**Required task**
Identify the lines that contain the word "datum", then copy them.

**Data for processing**
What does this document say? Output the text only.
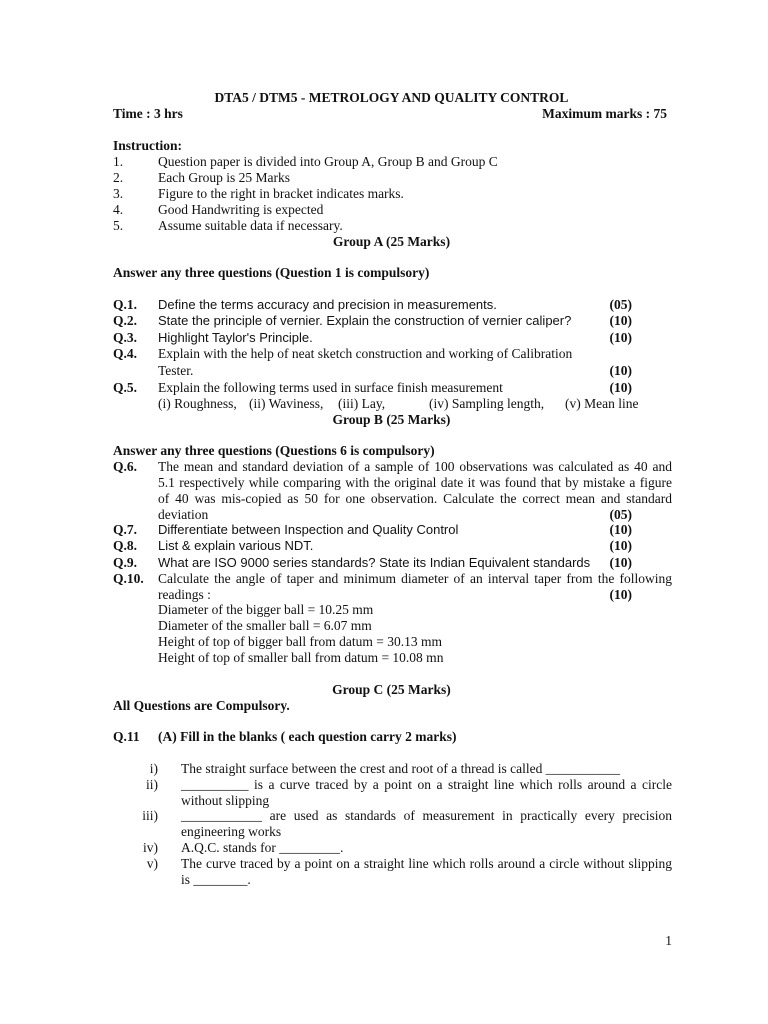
DTA5 / DTM5 - METROLOGY AND QUALITY CONTROL
Time : 3 hrs	Maximum marks : 75
Instruction:
1.	Question paper is divided into Group A, Group B and Group C
2.	Each Group is 25 Marks
3.	Figure to the right in bracket indicates marks.
4.	Good Handwriting is expected
5.	Assume suitable data if necessary.
Group A (25 Marks)
Answer any three questions (Question 1 is compulsory)
Q.1. Define the terms accuracy and precision in measurements.	(05)
Q.2. State the principle of vernier. Explain the construction of vernier caliper?	(10)
Q.3. Highlight Taylor's Principle.	(10)
Q.4. Explain with the help of neat sketch construction and working of Calibration
Tester.	(10)
Q.5. Explain the following terms used in surface finish measurement	(10)
(i) Roughness, (ii) Waviness, (iii) Lay,	(iv) Sampling length, (v) Mean line
Group B (25 Marks)
Answer any three questions (Questions 6 is compulsory)
Q.6. The mean and standard deviation of a sample of 100 observations was calculated as 40 and
5.1 respectively while comparing with the original date it was found that by mistake a figure
of 40 was mis-copied as 50 for one observation. Calculate the correct mean and standard
deviation	(05)
Q.7. Differentiate between Inspection and Quality Control	(10)
Q.8. List & explain various NDT.	(10)
Q.9. What are ISO 9000 series standards? State its Indian Equivalent standards (10)
Q.10. Calculate the angle of taper and minimum diameter of an interval taper from the following
readings :	(10)
Diameter of the bigger ball = 10.25 mm
Diameter of the smaller ball = 6.07 mm
Height of top of bigger ball from datum = 30.13 mm
Height of top of smaller ball from datum = 10.08 mn
Group C (25 Marks)
All Questions are Compulsory.
Q.11 (A) Fill in the blanks ( each question carry 2 marks)
i) The straight surface between the crest and root of a thread is called ___________
ii) __________ is a curve traced by a point on a straight line which rolls around a circle
without slipping
iii) ____________ are used as standards of measurement in practically every precision
engineering works
iv) A.Q.C. stands for _________.
v) The curve traced by a point on a straight line which rolls around a circle without slipping
is ________.
1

**Answer to the task**
Height of top of bigger ball from datum = 30.13 mm
Height of top of smaller ball from datum = 10.08 mn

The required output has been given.